Exercise instructions » The listing below should be printed exactly, every line of it. Skip the pictures.

** Start of Entries shown **

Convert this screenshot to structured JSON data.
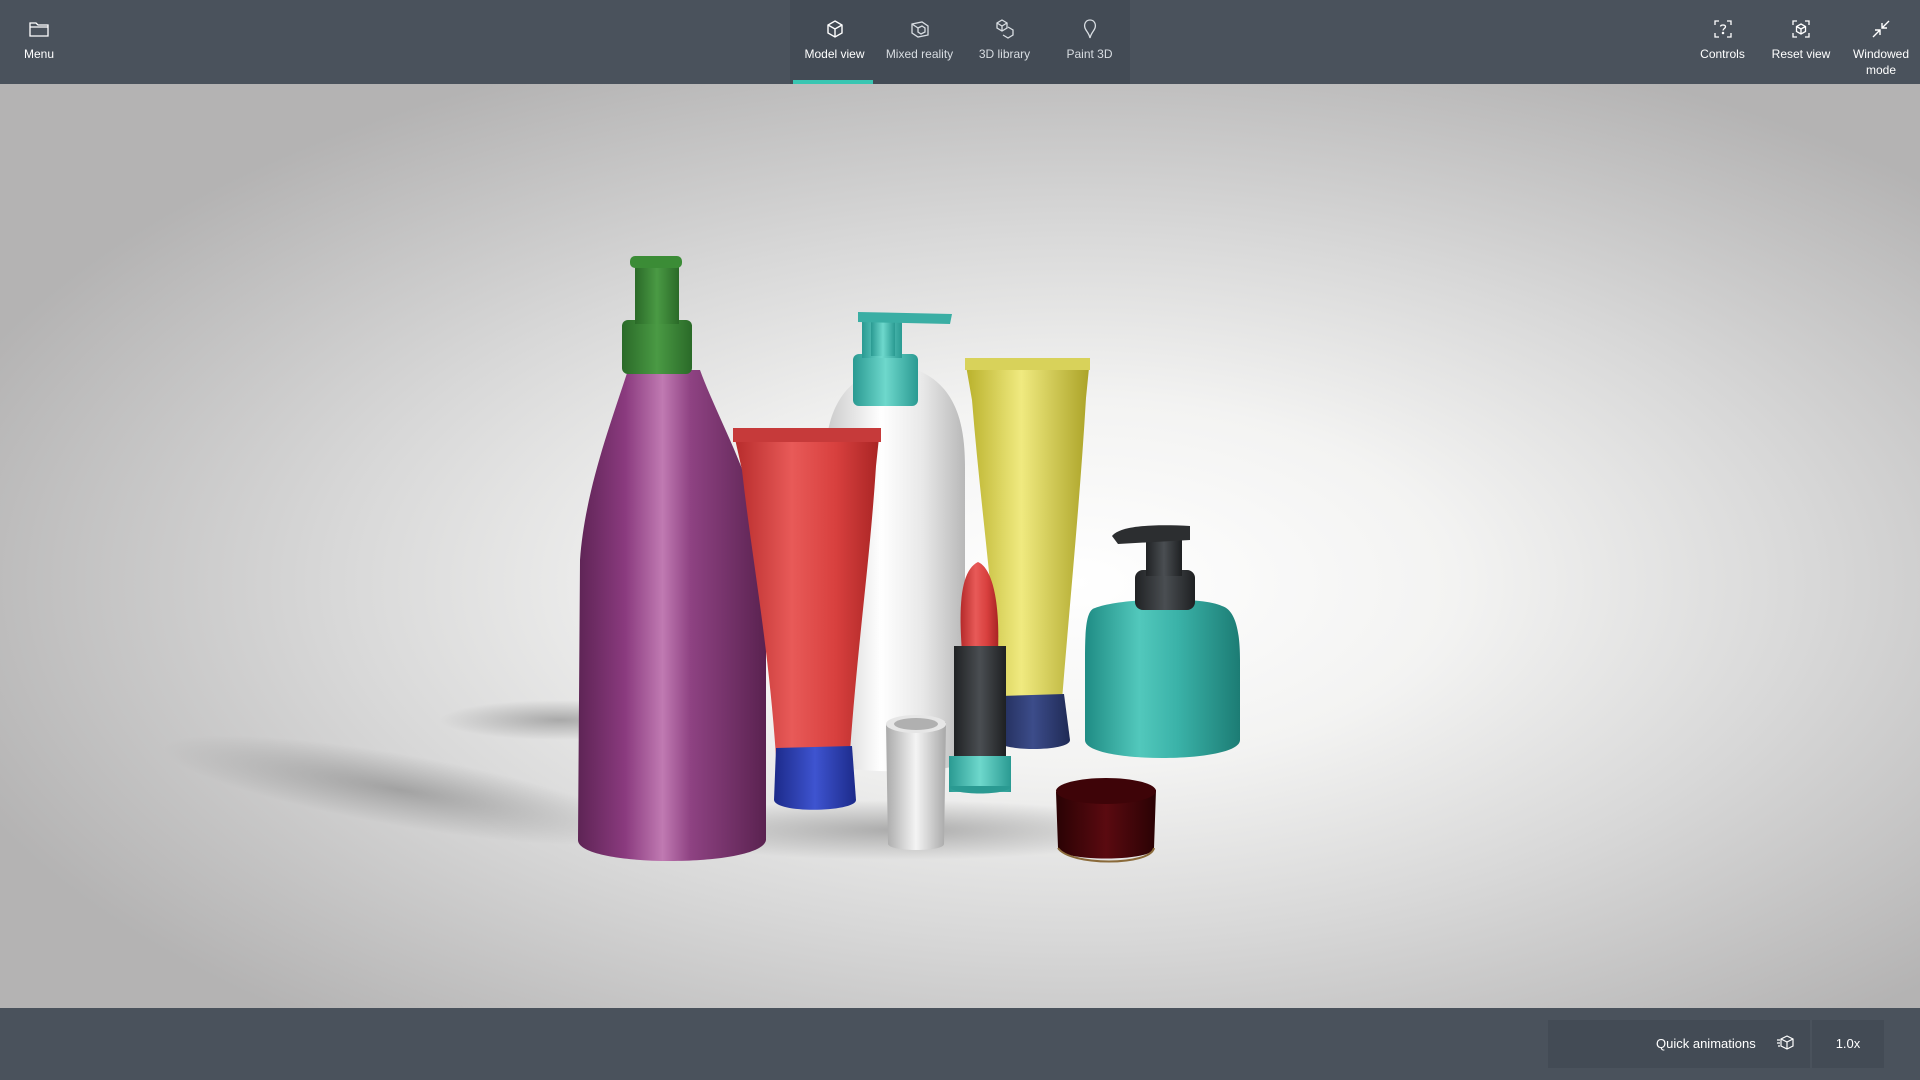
{
  "topbar": {
    "menu_label": "Menu",
    "tabs": [
      {
        "label": "Model view",
        "icon": "cube-icon",
        "active": true
      },
      {
        "label": "Mixed reality",
        "icon": "mixed-reality-icon",
        "active": false
      },
      {
        "label": "3D library",
        "icon": "3d-library-icon",
        "active": false
      },
      {
        "label": "Paint 3D",
        "icon": "paint-3d-icon",
        "active": false
      }
    ],
    "controls_label": "Controls",
    "reset_label": "Reset view",
    "windowed_label": "Windowed\nmode"
  },
  "bottombar": {
    "animations_label": "Quick animations",
    "speed_label": "1.0x"
  },
  "colors": {
    "accent": "#39c6b2",
    "bar_bg": "#4a525c",
    "group_bg": "#434b55"
  }
}
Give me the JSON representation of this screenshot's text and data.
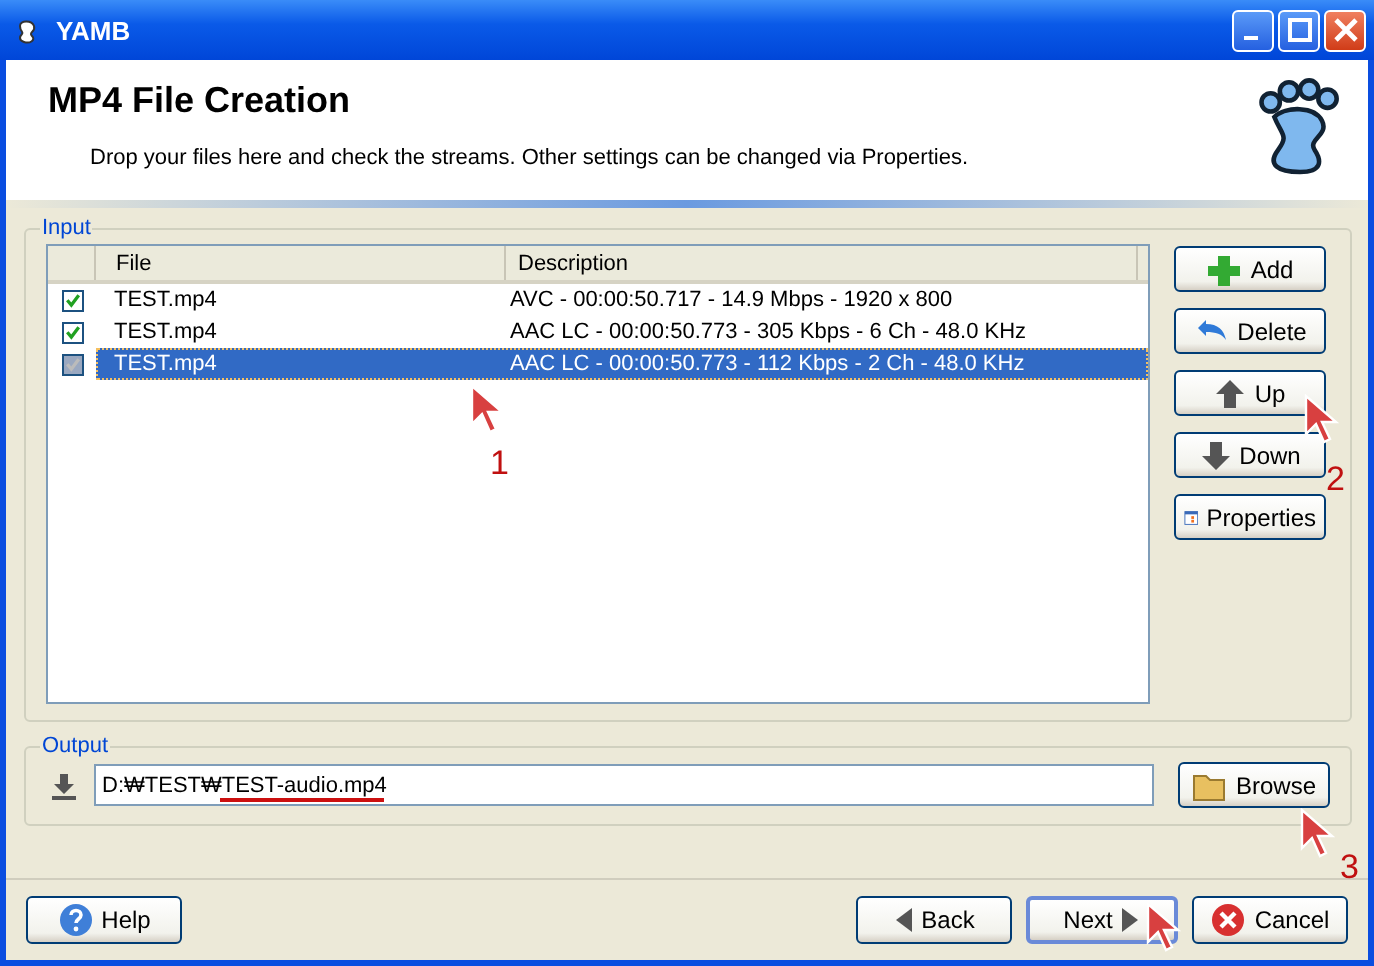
{
  "window": {
    "title": "YAMB"
  },
  "header": {
    "title": "MP4 File Creation",
    "subtitle": "Drop your files here and check the streams. Other settings can be changed via Properties."
  },
  "input": {
    "legend": "Input",
    "columns": [
      "File",
      "Description"
    ],
    "rows": [
      {
        "file": "TEST.mp4",
        "description": "AVC - 00:00:50.717 - 14.9 Mbps - 1920 x 800",
        "checked": true,
        "selected": false
      },
      {
        "file": "TEST.mp4",
        "description": "AAC LC - 00:00:50.773 - 305 Kbps - 6 Ch - 48.0 KHz",
        "checked": true,
        "selected": false
      },
      {
        "file": "TEST.mp4",
        "description": "AAC LC - 00:00:50.773 - 112 Kbps - 2 Ch - 48.0 KHz",
        "checked": true,
        "selected": true
      }
    ]
  },
  "side_buttons": [
    {
      "label": "Add",
      "kind": "add"
    },
    {
      "label": "Delete",
      "kind": "delete"
    },
    {
      "label": "Up",
      "kind": "up"
    },
    {
      "label": "Down",
      "kind": "down"
    },
    {
      "label": "Properties",
      "kind": "properties"
    }
  ],
  "output": {
    "legend": "Output",
    "value": "D:₩TEST₩TEST-audio.mp4",
    "browse": "Browse"
  },
  "footer_buttons": [
    {
      "label": "Help",
      "kind": "help"
    },
    {
      "label": "Back",
      "kind": "back"
    },
    {
      "label": "Next",
      "kind": "next"
    },
    {
      "label": "Cancel",
      "kind": "cancel"
    }
  ],
  "annotations": [
    "1",
    "2",
    "3"
  ]
}
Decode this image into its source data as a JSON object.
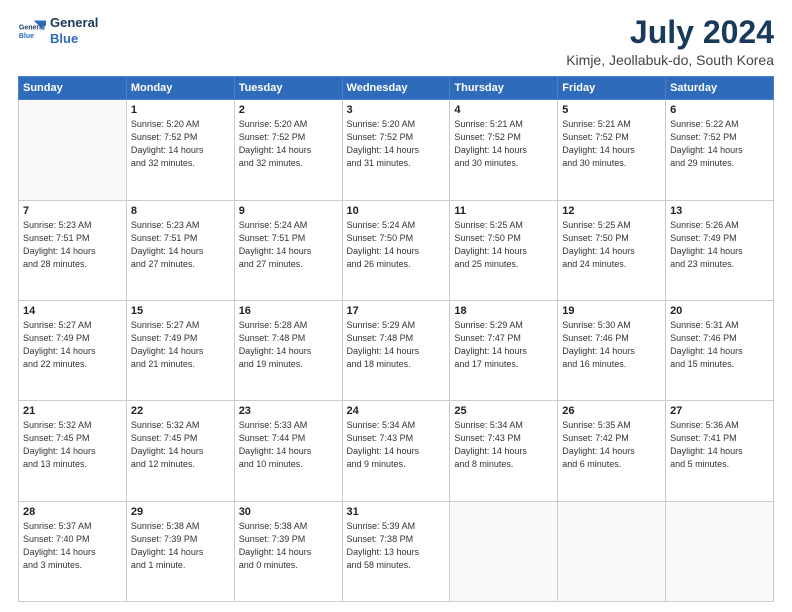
{
  "header": {
    "logo_line1": "General",
    "logo_line2": "Blue",
    "title": "July 2024",
    "subtitle": "Kimje, Jeollabuk-do, South Korea"
  },
  "calendar": {
    "days_of_week": [
      "Sunday",
      "Monday",
      "Tuesday",
      "Wednesday",
      "Thursday",
      "Friday",
      "Saturday"
    ],
    "weeks": [
      [
        {
          "day": "",
          "info": ""
        },
        {
          "day": "1",
          "info": "Sunrise: 5:20 AM\nSunset: 7:52 PM\nDaylight: 14 hours\nand 32 minutes."
        },
        {
          "day": "2",
          "info": "Sunrise: 5:20 AM\nSunset: 7:52 PM\nDaylight: 14 hours\nand 32 minutes."
        },
        {
          "day": "3",
          "info": "Sunrise: 5:20 AM\nSunset: 7:52 PM\nDaylight: 14 hours\nand 31 minutes."
        },
        {
          "day": "4",
          "info": "Sunrise: 5:21 AM\nSunset: 7:52 PM\nDaylight: 14 hours\nand 30 minutes."
        },
        {
          "day": "5",
          "info": "Sunrise: 5:21 AM\nSunset: 7:52 PM\nDaylight: 14 hours\nand 30 minutes."
        },
        {
          "day": "6",
          "info": "Sunrise: 5:22 AM\nSunset: 7:52 PM\nDaylight: 14 hours\nand 29 minutes."
        }
      ],
      [
        {
          "day": "7",
          "info": "Sunrise: 5:23 AM\nSunset: 7:51 PM\nDaylight: 14 hours\nand 28 minutes."
        },
        {
          "day": "8",
          "info": "Sunrise: 5:23 AM\nSunset: 7:51 PM\nDaylight: 14 hours\nand 27 minutes."
        },
        {
          "day": "9",
          "info": "Sunrise: 5:24 AM\nSunset: 7:51 PM\nDaylight: 14 hours\nand 27 minutes."
        },
        {
          "day": "10",
          "info": "Sunrise: 5:24 AM\nSunset: 7:50 PM\nDaylight: 14 hours\nand 26 minutes."
        },
        {
          "day": "11",
          "info": "Sunrise: 5:25 AM\nSunset: 7:50 PM\nDaylight: 14 hours\nand 25 minutes."
        },
        {
          "day": "12",
          "info": "Sunrise: 5:25 AM\nSunset: 7:50 PM\nDaylight: 14 hours\nand 24 minutes."
        },
        {
          "day": "13",
          "info": "Sunrise: 5:26 AM\nSunset: 7:49 PM\nDaylight: 14 hours\nand 23 minutes."
        }
      ],
      [
        {
          "day": "14",
          "info": "Sunrise: 5:27 AM\nSunset: 7:49 PM\nDaylight: 14 hours\nand 22 minutes."
        },
        {
          "day": "15",
          "info": "Sunrise: 5:27 AM\nSunset: 7:49 PM\nDaylight: 14 hours\nand 21 minutes."
        },
        {
          "day": "16",
          "info": "Sunrise: 5:28 AM\nSunset: 7:48 PM\nDaylight: 14 hours\nand 19 minutes."
        },
        {
          "day": "17",
          "info": "Sunrise: 5:29 AM\nSunset: 7:48 PM\nDaylight: 14 hours\nand 18 minutes."
        },
        {
          "day": "18",
          "info": "Sunrise: 5:29 AM\nSunset: 7:47 PM\nDaylight: 14 hours\nand 17 minutes."
        },
        {
          "day": "19",
          "info": "Sunrise: 5:30 AM\nSunset: 7:46 PM\nDaylight: 14 hours\nand 16 minutes."
        },
        {
          "day": "20",
          "info": "Sunrise: 5:31 AM\nSunset: 7:46 PM\nDaylight: 14 hours\nand 15 minutes."
        }
      ],
      [
        {
          "day": "21",
          "info": "Sunrise: 5:32 AM\nSunset: 7:45 PM\nDaylight: 14 hours\nand 13 minutes."
        },
        {
          "day": "22",
          "info": "Sunrise: 5:32 AM\nSunset: 7:45 PM\nDaylight: 14 hours\nand 12 minutes."
        },
        {
          "day": "23",
          "info": "Sunrise: 5:33 AM\nSunset: 7:44 PM\nDaylight: 14 hours\nand 10 minutes."
        },
        {
          "day": "24",
          "info": "Sunrise: 5:34 AM\nSunset: 7:43 PM\nDaylight: 14 hours\nand 9 minutes."
        },
        {
          "day": "25",
          "info": "Sunrise: 5:34 AM\nSunset: 7:43 PM\nDaylight: 14 hours\nand 8 minutes."
        },
        {
          "day": "26",
          "info": "Sunrise: 5:35 AM\nSunset: 7:42 PM\nDaylight: 14 hours\nand 6 minutes."
        },
        {
          "day": "27",
          "info": "Sunrise: 5:36 AM\nSunset: 7:41 PM\nDaylight: 14 hours\nand 5 minutes."
        }
      ],
      [
        {
          "day": "28",
          "info": "Sunrise: 5:37 AM\nSunset: 7:40 PM\nDaylight: 14 hours\nand 3 minutes."
        },
        {
          "day": "29",
          "info": "Sunrise: 5:38 AM\nSunset: 7:39 PM\nDaylight: 14 hours\nand 1 minute."
        },
        {
          "day": "30",
          "info": "Sunrise: 5:38 AM\nSunset: 7:39 PM\nDaylight: 14 hours\nand 0 minutes."
        },
        {
          "day": "31",
          "info": "Sunrise: 5:39 AM\nSunset: 7:38 PM\nDaylight: 13 hours\nand 58 minutes."
        },
        {
          "day": "",
          "info": ""
        },
        {
          "day": "",
          "info": ""
        },
        {
          "day": "",
          "info": ""
        }
      ]
    ]
  }
}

** End of Entries shown **

Worked answer »
Convert this screenshot to structured JSON data.
{
  "topbar": {
    "menu_label": "Menu",
    "tabs": [
      {
        "label": "Model view",
        "icon": "cube-icon",
        "active": true
      },
      {
        "label": "Mixed reality",
        "icon": "mixed-reality-icon",
        "active": false
      },
      {
        "label": "3D library",
        "icon": "3d-library-icon",
        "active": false
      },
      {
        "label": "Paint 3D",
        "icon": "paint-3d-icon",
        "active": false
      }
    ],
    "controls_label": "Controls",
    "reset_label": "Reset view",
    "windowed_label": "Windowed\nmode"
  },
  "bottombar": {
    "animations_label": "Quick animations",
    "speed_label": "1.0x"
  },
  "colors": {
    "accent": "#39c6b2",
    "bar_bg": "#4a525c",
    "group_bg": "#434b55"
  }
}
Give me the JSON representation of this screenshot's text and data.
{
  "window": {
    "title": "YAMB"
  },
  "header": {
    "title": "MP4 File Creation",
    "subtitle": "Drop your files here and check the streams. Other settings can be changed via Properties."
  },
  "input": {
    "legend": "Input",
    "columns": [
      "File",
      "Description"
    ],
    "rows": [
      {
        "file": "TEST.mp4",
        "description": "AVC - 00:00:50.717 - 14.9 Mbps - 1920 x 800",
        "checked": true,
        "selected": false
      },
      {
        "file": "TEST.mp4",
        "description": "AAC LC - 00:00:50.773 - 305 Kbps - 6 Ch - 48.0 KHz",
        "checked": true,
        "selected": false
      },
      {
        "file": "TEST.mp4",
        "description": "AAC LC - 00:00:50.773 - 112 Kbps - 2 Ch - 48.0 KHz",
        "checked": true,
        "selected": true
      }
    ]
  },
  "side_buttons": [
    {
      "label": "Add",
      "kind": "add"
    },
    {
      "label": "Delete",
      "kind": "delete"
    },
    {
      "label": "Up",
      "kind": "up"
    },
    {
      "label": "Down",
      "kind": "down"
    },
    {
      "label": "Properties",
      "kind": "properties"
    }
  ],
  "output": {
    "legend": "Output",
    "value": "D:₩TEST₩TEST-audio.mp4",
    "browse": "Browse"
  },
  "footer_buttons": [
    {
      "label": "Help",
      "kind": "help"
    },
    {
      "label": "Back",
      "kind": "back"
    },
    {
      "label": "Next",
      "kind": "next"
    },
    {
      "label": "Cancel",
      "kind": "cancel"
    }
  ],
  "annotations": [
    "1",
    "2",
    "3"
  ]
}
Decode this image into its source data as a JSON object.
{
  "header": {
    "logo_line1": "General",
    "logo_line2": "Blue",
    "title": "July 2024",
    "subtitle": "Kimje, Jeollabuk-do, South Korea"
  },
  "calendar": {
    "days_of_week": [
      "Sunday",
      "Monday",
      "Tuesday",
      "Wednesday",
      "Thursday",
      "Friday",
      "Saturday"
    ],
    "weeks": [
      [
        {
          "day": "",
          "info": ""
        },
        {
          "day": "1",
          "info": "Sunrise: 5:20 AM\nSunset: 7:52 PM\nDaylight: 14 hours\nand 32 minutes."
        },
        {
          "day": "2",
          "info": "Sunrise: 5:20 AM\nSunset: 7:52 PM\nDaylight: 14 hours\nand 32 minutes."
        },
        {
          "day": "3",
          "info": "Sunrise: 5:20 AM\nSunset: 7:52 PM\nDaylight: 14 hours\nand 31 minutes."
        },
        {
          "day": "4",
          "info": "Sunrise: 5:21 AM\nSunset: 7:52 PM\nDaylight: 14 hours\nand 30 minutes."
        },
        {
          "day": "5",
          "info": "Sunrise: 5:21 AM\nSunset: 7:52 PM\nDaylight: 14 hours\nand 30 minutes."
        },
        {
          "day": "6",
          "info": "Sunrise: 5:22 AM\nSunset: 7:52 PM\nDaylight: 14 hours\nand 29 minutes."
        }
      ],
      [
        {
          "day": "7",
          "info": "Sunrise: 5:23 AM\nSunset: 7:51 PM\nDaylight: 14 hours\nand 28 minutes."
        },
        {
          "day": "8",
          "info": "Sunrise: 5:23 AM\nSunset: 7:51 PM\nDaylight: 14 hours\nand 27 minutes."
        },
        {
          "day": "9",
          "info": "Sunrise: 5:24 AM\nSunset: 7:51 PM\nDaylight: 14 hours\nand 27 minutes."
        },
        {
          "day": "10",
          "info": "Sunrise: 5:24 AM\nSunset: 7:50 PM\nDaylight: 14 hours\nand 26 minutes."
        },
        {
          "day": "11",
          "info": "Sunrise: 5:25 AM\nSunset: 7:50 PM\nDaylight: 14 hours\nand 25 minutes."
        },
        {
          "day": "12",
          "info": "Sunrise: 5:25 AM\nSunset: 7:50 PM\nDaylight: 14 hours\nand 24 minutes."
        },
        {
          "day": "13",
          "info": "Sunrise: 5:26 AM\nSunset: 7:49 PM\nDaylight: 14 hours\nand 23 minutes."
        }
      ],
      [
        {
          "day": "14",
          "info": "Sunrise: 5:27 AM\nSunset: 7:49 PM\nDaylight: 14 hours\nand 22 minutes."
        },
        {
          "day": "15",
          "info": "Sunrise: 5:27 AM\nSunset: 7:49 PM\nDaylight: 14 hours\nand 21 minutes."
        },
        {
          "day": "16",
          "info": "Sunrise: 5:28 AM\nSunset: 7:48 PM\nDaylight: 14 hours\nand 19 minutes."
        },
        {
          "day": "17",
          "info": "Sunrise: 5:29 AM\nSunset: 7:48 PM\nDaylight: 14 hours\nand 18 minutes."
        },
        {
          "day": "18",
          "info": "Sunrise: 5:29 AM\nSunset: 7:47 PM\nDaylight: 14 hours\nand 17 minutes."
        },
        {
          "day": "19",
          "info": "Sunrise: 5:30 AM\nSunset: 7:46 PM\nDaylight: 14 hours\nand 16 minutes."
        },
        {
          "day": "20",
          "info": "Sunrise: 5:31 AM\nSunset: 7:46 PM\nDaylight: 14 hours\nand 15 minutes."
        }
      ],
      [
        {
          "day": "21",
          "info": "Sunrise: 5:32 AM\nSunset: 7:45 PM\nDaylight: 14 hours\nand 13 minutes."
        },
        {
          "day": "22",
          "info": "Sunrise: 5:32 AM\nSunset: 7:45 PM\nDaylight: 14 hours\nand 12 minutes."
        },
        {
          "day": "23",
          "info": "Sunrise: 5:33 AM\nSunset: 7:44 PM\nDaylight: 14 hours\nand 10 minutes."
        },
        {
          "day": "24",
          "info": "Sunrise: 5:34 AM\nSunset: 7:43 PM\nDaylight: 14 hours\nand 9 minutes."
        },
        {
          "day": "25",
          "info": "Sunrise: 5:34 AM\nSunset: 7:43 PM\nDaylight: 14 hours\nand 8 minutes."
        },
        {
          "day": "26",
          "info": "Sunrise: 5:35 AM\nSunset: 7:42 PM\nDaylight: 14 hours\nand 6 minutes."
        },
        {
          "day": "27",
          "info": "Sunrise: 5:36 AM\nSunset: 7:41 PM\nDaylight: 14 hours\nand 5 minutes."
        }
      ],
      [
        {
          "day": "28",
          "info": "Sunrise: 5:37 AM\nSunset: 7:40 PM\nDaylight: 14 hours\nand 3 minutes."
        },
        {
          "day": "29",
          "info": "Sunrise: 5:38 AM\nSunset: 7:39 PM\nDaylight: 14 hours\nand 1 minute."
        },
        {
          "day": "30",
          "info": "Sunrise: 5:38 AM\nSunset: 7:39 PM\nDaylight: 14 hours\nand 0 minutes."
        },
        {
          "day": "31",
          "info": "Sunrise: 5:39 AM\nSunset: 7:38 PM\nDaylight: 13 hours\nand 58 minutes."
        },
        {
          "day": "",
          "info": ""
        },
        {
          "day": "",
          "info": ""
        },
        {
          "day": "",
          "info": ""
        }
      ]
    ]
  }
}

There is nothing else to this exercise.